• WORK TO BE COMPLETED
Exact reproduction of the data is required, with images excluded.

• INFORMATION SUPPLIED
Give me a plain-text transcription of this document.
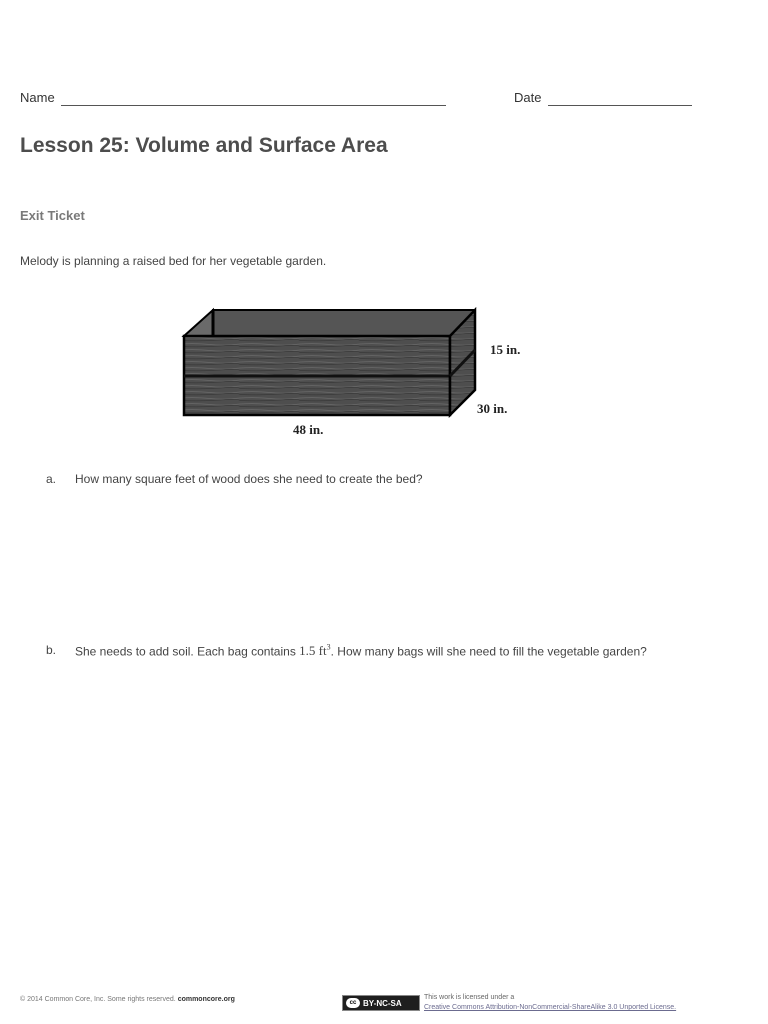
Name	Date
Lesson 25: Volume and Surface Area
Exit Ticket
Melody is planning a raised bed for her vegetable garden.
15 in.
30 in.
48 in.
a. How many square feet of wood does she need to create the bed?
b. She needs to add soil. Each bag contains 1.5 $ft^3$. How many bags will she need to fill the vegetable garden?
© 2014 Common Core, Inc. Some rights reserved. commoncore.org	cc BY-NC-SA
This work is licensed under a
Creative Commons Attribution-NonCommercial-ShareAlike 3.0 Unported License.
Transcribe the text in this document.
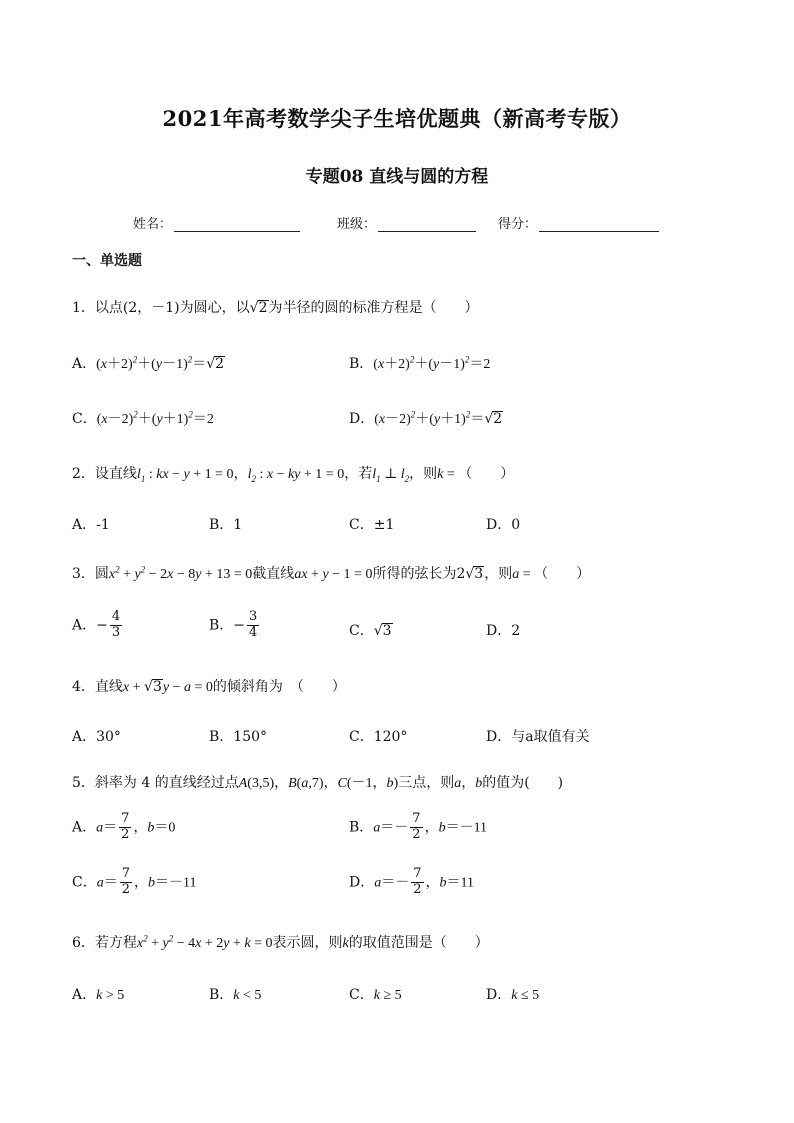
2021年高考数学尖子生培优题典（新高考专版）
专题08 直线与圆的方程
姓名：	班级：	得分：
一、单选题
1．以点(2，－1)为圆心，以√2为半径的圆的标准方程是（　　）
A．$(x+2)^2+(y-1)^2=√2$	B．$(x+2)^2+(y-1)^2=2$
C．$(x-2)^2+(y+1)^2=2$	D．$(x-2)^2+(y+1)^2=√2$
2．设直线$l_1$ : kx − y + 1 = 0，$l_2$ : x − ky + 1 = 0，若$l_1$ ⊥ $l_2$，则k = （　　）
A．-1	B．1	C．±1	D．0
3．圆$x^2 + y^2 - 2x - 8y + 13 = 0$截直线ax + y − 1 = 0所得的弦长为2√3，则a = （　　）
A．− $\frac{4}{3}$	B．− $\frac{3}{4}$	C．√3	D．2
4．直线x + √3y − a = 0的倾斜角为　（　　）
A．30°	B．150°	C．120°	D．与a取值有关
5．斜率为 4 的直线经过点A(3,5)，B(a,7)，C(－1，b)三点，则a，b的值为(　　)
A．$a= \frac{7}{2}$ ，b＝0	B．$a=- \frac{7}{2}$ ，b＝－11
C．$a= \frac{7}{2}$ ，b＝－11	D．$a=- \frac{7}{2}$ ，b＝11
6．若方程$x^2 + y^2 - 4x + 2y + k = 0$表示圆，则k的取值范围是（　　）
A．k > 5	B．k < 5	C．k ≥ 5	D．k ≤ 5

• WRITTEN ANSWER
Give me a plain-text transcription of this document.
Name	Date
Lesson 25: Volume and Surface Area
Exit Ticket
Melody is planning a raised bed for her vegetable garden.
15 in.
30 in.
48 in.
a. How many square feet of wood does she need to create the bed?
b. She needs to add soil. Each bag contains 1.5 $ft^3$. How many bags will she need to fill the vegetable garden?
© 2014 Common Core, Inc. Some rights reserved. commoncore.org	cc BY-NC-SA
This work is licensed under a
Creative Commons Attribution-NonCommercial-ShareAlike 3.0 Unported License.
Transcribe the text in this document.
2021年高考数学尖子生培优题典（新高考专版）
专题08 直线与圆的方程
姓名：	班级：	得分：
一、单选题
1．以点(2，－1)为圆心，以√2为半径的圆的标准方程是（　　）
A．$(x+2)^2+(y-1)^2=√2$	B．$(x+2)^2+(y-1)^2=2$
C．$(x-2)^2+(y+1)^2=2$	D．$(x-2)^2+(y+1)^2=√2$
2．设直线$l_1$ : kx − y + 1 = 0，$l_2$ : x − ky + 1 = 0，若$l_1$ ⊥ $l_2$，则k = （　　）
A．-1	B．1	C．±1	D．0
3．圆$x^2 + y^2 - 2x - 8y + 13 = 0$截直线ax + y − 1 = 0所得的弦长为2√3，则a = （　　）
A．− $\frac{4}{3}$	B．− $\frac{3}{4}$	C．√3	D．2
4．直线x + √3y − a = 0的倾斜角为　（　　）
A．30°	B．150°	C．120°	D．与a取值有关
5．斜率为 4 的直线经过点A(3,5)，B(a,7)，C(－1，b)三点，则a，b的值为(　　)
A．$a= \frac{7}{2}$ ，b＝0	B．$a=- \frac{7}{2}$ ，b＝－11
C．$a= \frac{7}{2}$ ，b＝－11	D．$a=- \frac{7}{2}$ ，b＝11
6．若方程$x^2 + y^2 - 4x + 2y + k = 0$表示圆，则k的取值范围是（　　）
A．k > 5	B．k < 5	C．k ≥ 5	D．k ≤ 5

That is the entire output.